> **WHAT IS ASKED**:
Look for the string "name" and copy every line that has it.

> **LISTED RECORDS**:
▼▼▼
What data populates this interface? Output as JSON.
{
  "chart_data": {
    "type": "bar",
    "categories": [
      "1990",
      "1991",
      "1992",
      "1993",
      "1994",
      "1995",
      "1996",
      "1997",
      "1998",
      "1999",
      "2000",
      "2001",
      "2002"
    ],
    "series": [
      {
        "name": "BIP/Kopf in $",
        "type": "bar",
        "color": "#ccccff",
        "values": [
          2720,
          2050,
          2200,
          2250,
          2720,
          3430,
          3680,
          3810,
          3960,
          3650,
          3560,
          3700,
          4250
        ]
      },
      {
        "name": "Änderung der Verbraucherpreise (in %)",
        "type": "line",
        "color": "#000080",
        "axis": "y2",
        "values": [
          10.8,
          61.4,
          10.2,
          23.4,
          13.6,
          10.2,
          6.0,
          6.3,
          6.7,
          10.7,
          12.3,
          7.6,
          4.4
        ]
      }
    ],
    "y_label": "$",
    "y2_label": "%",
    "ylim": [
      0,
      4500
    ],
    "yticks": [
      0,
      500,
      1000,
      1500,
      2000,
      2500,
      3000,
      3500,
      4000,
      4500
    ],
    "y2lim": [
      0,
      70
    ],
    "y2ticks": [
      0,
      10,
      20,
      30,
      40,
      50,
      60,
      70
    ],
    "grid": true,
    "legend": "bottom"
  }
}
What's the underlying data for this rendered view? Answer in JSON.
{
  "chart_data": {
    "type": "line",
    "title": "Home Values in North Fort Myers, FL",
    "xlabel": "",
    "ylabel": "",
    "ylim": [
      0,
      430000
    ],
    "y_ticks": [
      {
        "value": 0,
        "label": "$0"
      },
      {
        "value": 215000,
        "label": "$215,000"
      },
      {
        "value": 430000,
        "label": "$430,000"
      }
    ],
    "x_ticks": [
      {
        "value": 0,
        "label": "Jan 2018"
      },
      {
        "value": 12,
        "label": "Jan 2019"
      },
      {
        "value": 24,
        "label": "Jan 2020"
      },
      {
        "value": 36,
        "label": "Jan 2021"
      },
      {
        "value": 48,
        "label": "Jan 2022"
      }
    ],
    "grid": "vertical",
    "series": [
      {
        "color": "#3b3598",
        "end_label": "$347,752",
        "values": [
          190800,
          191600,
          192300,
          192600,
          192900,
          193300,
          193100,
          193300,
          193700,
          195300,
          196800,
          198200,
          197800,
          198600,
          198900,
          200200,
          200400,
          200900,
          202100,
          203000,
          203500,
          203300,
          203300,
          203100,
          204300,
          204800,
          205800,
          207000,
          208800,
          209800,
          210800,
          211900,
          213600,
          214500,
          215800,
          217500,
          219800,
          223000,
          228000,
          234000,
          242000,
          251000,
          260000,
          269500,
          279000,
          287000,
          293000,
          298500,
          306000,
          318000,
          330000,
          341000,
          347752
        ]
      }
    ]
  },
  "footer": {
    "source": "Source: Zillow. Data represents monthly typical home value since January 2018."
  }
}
▲▲▲
> **WRITTEN RESPONSE**:
        "name": "BIP/Kopf in $",
        "name": "Änderung der Verbraucherpreise (in %)",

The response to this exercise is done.